### Problem description
Note how many lines hold "title" and report that number by itself.

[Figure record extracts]
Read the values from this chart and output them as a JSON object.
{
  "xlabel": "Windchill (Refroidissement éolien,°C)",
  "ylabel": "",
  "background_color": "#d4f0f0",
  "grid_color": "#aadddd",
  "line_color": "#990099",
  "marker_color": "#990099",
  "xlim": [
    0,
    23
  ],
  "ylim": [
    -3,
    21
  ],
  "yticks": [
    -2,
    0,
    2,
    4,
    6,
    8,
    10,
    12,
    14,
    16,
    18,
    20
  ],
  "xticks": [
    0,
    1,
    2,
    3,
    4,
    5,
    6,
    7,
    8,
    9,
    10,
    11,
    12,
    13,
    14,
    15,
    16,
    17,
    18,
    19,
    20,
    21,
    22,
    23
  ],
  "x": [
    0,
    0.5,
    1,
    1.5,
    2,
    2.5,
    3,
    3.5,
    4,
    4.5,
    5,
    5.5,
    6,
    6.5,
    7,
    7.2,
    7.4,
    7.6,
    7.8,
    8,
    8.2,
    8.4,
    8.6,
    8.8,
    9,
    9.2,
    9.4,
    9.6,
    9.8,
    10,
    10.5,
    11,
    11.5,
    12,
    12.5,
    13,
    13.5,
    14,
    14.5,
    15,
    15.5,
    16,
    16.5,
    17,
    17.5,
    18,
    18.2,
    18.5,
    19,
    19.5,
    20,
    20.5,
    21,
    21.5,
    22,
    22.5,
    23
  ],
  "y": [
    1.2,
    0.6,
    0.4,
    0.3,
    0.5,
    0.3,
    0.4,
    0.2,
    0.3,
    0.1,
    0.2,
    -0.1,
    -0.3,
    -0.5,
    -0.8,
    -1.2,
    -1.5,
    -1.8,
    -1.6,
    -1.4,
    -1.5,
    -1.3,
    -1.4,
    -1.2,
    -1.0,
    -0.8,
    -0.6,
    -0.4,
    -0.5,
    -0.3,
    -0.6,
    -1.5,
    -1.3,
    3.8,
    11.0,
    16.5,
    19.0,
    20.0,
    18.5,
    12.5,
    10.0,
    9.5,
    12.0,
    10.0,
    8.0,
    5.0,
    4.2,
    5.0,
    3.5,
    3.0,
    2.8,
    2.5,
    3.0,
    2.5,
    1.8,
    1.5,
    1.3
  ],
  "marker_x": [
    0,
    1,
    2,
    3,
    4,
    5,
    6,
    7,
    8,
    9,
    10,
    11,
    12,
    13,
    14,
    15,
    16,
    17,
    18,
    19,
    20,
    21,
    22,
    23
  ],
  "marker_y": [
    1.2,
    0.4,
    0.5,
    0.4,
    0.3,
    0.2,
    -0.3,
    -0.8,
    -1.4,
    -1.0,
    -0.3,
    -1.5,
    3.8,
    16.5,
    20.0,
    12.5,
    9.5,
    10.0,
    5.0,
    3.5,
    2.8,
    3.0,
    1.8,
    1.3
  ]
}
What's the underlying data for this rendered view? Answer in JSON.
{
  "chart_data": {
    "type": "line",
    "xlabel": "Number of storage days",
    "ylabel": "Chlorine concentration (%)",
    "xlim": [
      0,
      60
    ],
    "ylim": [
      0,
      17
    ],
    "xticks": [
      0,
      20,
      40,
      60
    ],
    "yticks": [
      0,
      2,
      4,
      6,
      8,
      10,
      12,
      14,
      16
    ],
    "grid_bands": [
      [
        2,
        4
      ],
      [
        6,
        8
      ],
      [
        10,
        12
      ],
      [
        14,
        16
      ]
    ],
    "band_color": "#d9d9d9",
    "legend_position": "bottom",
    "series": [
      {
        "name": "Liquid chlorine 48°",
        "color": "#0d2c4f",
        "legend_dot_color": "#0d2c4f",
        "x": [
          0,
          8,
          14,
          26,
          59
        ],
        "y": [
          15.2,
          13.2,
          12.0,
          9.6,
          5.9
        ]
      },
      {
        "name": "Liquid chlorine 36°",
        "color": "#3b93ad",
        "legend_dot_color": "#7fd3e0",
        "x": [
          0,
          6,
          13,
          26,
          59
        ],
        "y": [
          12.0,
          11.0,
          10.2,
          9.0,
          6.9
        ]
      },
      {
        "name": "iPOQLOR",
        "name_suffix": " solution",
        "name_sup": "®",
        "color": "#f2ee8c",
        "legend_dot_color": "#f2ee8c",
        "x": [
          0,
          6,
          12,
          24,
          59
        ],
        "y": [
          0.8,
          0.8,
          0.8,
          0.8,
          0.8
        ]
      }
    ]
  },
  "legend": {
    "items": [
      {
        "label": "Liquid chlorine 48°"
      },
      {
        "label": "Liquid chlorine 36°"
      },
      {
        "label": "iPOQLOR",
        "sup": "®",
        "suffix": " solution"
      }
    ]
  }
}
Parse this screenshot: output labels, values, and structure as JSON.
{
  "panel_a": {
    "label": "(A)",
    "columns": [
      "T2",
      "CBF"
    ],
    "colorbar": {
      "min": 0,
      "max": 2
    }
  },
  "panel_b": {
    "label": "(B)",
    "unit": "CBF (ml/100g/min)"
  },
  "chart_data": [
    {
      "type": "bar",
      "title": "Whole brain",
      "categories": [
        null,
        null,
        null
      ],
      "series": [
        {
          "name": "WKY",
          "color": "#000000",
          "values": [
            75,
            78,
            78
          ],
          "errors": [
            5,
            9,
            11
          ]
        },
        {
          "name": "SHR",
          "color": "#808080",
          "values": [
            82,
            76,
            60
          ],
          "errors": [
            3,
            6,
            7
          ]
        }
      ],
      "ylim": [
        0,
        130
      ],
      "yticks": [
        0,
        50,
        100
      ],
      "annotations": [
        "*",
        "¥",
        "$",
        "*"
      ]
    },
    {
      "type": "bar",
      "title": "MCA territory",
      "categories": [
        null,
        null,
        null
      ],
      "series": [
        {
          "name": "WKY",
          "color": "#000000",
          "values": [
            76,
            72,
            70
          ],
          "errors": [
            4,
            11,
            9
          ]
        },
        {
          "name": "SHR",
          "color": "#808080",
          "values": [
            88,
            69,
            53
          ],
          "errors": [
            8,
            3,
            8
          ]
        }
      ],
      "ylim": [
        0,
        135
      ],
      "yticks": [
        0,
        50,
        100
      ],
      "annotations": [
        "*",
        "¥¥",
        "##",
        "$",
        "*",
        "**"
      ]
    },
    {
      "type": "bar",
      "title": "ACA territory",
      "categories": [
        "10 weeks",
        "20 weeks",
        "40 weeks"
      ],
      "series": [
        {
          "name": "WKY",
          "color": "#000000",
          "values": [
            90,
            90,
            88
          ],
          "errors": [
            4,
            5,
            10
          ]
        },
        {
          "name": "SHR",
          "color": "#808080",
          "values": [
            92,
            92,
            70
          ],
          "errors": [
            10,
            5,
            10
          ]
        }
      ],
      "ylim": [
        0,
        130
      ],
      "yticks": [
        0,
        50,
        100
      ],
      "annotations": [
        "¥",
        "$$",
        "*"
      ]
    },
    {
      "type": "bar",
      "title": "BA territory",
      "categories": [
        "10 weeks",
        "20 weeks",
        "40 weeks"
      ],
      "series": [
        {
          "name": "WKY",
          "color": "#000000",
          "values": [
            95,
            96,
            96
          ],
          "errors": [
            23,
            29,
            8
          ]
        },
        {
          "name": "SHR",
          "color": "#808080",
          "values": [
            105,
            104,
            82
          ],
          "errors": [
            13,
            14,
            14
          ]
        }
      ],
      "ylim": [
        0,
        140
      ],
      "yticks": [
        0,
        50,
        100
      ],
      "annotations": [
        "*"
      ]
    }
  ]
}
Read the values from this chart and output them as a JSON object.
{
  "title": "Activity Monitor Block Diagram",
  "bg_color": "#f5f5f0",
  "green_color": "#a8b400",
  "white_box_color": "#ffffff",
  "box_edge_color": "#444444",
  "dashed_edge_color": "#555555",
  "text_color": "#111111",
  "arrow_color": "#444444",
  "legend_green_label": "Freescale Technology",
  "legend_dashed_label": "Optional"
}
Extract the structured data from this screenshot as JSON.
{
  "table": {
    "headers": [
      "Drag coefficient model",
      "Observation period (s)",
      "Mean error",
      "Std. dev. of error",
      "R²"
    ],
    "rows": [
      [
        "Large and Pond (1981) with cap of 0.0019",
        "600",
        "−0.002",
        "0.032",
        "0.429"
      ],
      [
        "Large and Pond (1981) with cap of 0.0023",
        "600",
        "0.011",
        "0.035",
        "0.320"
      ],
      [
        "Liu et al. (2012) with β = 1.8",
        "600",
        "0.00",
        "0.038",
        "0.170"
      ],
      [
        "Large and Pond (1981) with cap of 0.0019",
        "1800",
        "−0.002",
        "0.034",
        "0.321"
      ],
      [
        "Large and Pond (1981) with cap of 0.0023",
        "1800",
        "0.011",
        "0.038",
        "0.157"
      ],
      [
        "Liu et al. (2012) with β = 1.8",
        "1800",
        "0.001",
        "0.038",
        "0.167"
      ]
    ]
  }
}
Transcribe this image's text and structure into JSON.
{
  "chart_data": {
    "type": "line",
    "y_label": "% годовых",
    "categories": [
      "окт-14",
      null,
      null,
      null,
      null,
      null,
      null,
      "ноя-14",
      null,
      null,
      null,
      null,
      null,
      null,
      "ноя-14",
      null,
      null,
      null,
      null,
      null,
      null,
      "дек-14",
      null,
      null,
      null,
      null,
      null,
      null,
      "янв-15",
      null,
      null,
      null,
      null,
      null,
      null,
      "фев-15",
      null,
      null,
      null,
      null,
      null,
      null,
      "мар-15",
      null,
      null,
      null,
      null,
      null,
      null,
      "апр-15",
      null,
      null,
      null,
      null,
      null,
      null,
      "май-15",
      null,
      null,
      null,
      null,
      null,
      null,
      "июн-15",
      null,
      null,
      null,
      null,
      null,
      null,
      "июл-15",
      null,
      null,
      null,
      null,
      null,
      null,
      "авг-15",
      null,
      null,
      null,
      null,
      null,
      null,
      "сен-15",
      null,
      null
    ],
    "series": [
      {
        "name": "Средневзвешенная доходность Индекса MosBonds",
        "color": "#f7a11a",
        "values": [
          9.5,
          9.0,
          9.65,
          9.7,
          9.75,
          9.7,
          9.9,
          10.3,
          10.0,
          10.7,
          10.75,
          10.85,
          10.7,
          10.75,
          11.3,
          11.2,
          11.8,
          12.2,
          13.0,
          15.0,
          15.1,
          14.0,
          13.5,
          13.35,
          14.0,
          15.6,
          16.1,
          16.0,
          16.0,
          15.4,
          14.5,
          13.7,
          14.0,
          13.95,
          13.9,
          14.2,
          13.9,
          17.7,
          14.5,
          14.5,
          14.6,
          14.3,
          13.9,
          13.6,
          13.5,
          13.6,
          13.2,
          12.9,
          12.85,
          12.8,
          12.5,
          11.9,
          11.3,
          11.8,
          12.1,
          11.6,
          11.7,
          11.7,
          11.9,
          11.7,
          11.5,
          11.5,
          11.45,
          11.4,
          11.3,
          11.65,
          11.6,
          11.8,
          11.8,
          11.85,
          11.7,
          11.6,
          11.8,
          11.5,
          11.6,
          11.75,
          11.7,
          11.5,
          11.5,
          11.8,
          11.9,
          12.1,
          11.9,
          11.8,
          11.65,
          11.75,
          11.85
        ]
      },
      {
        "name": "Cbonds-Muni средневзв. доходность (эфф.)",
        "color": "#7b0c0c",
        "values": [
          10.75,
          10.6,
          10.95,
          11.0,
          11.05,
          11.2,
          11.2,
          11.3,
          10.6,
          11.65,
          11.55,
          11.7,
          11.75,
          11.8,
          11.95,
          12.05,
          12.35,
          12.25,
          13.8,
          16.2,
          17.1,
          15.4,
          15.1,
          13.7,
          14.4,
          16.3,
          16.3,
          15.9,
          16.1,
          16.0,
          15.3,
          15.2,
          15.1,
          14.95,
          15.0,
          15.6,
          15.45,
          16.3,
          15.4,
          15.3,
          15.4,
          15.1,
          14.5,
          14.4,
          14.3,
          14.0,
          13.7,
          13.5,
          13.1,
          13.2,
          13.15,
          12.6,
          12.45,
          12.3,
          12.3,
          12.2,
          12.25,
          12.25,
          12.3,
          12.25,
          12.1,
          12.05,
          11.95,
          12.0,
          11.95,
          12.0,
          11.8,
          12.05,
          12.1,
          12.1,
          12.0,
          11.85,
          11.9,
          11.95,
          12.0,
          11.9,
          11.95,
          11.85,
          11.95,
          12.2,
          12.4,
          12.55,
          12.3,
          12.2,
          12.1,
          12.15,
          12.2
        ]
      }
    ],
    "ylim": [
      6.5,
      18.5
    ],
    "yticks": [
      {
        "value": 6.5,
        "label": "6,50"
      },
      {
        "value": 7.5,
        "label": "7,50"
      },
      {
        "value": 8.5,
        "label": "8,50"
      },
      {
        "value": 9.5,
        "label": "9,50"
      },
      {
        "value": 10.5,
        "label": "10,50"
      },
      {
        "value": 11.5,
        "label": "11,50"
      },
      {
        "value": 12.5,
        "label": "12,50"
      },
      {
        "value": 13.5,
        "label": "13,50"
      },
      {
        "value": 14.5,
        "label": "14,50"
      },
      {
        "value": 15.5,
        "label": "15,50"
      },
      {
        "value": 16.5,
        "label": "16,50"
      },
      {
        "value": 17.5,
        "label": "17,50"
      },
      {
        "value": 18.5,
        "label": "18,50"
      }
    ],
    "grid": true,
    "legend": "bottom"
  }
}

### Worked answer
5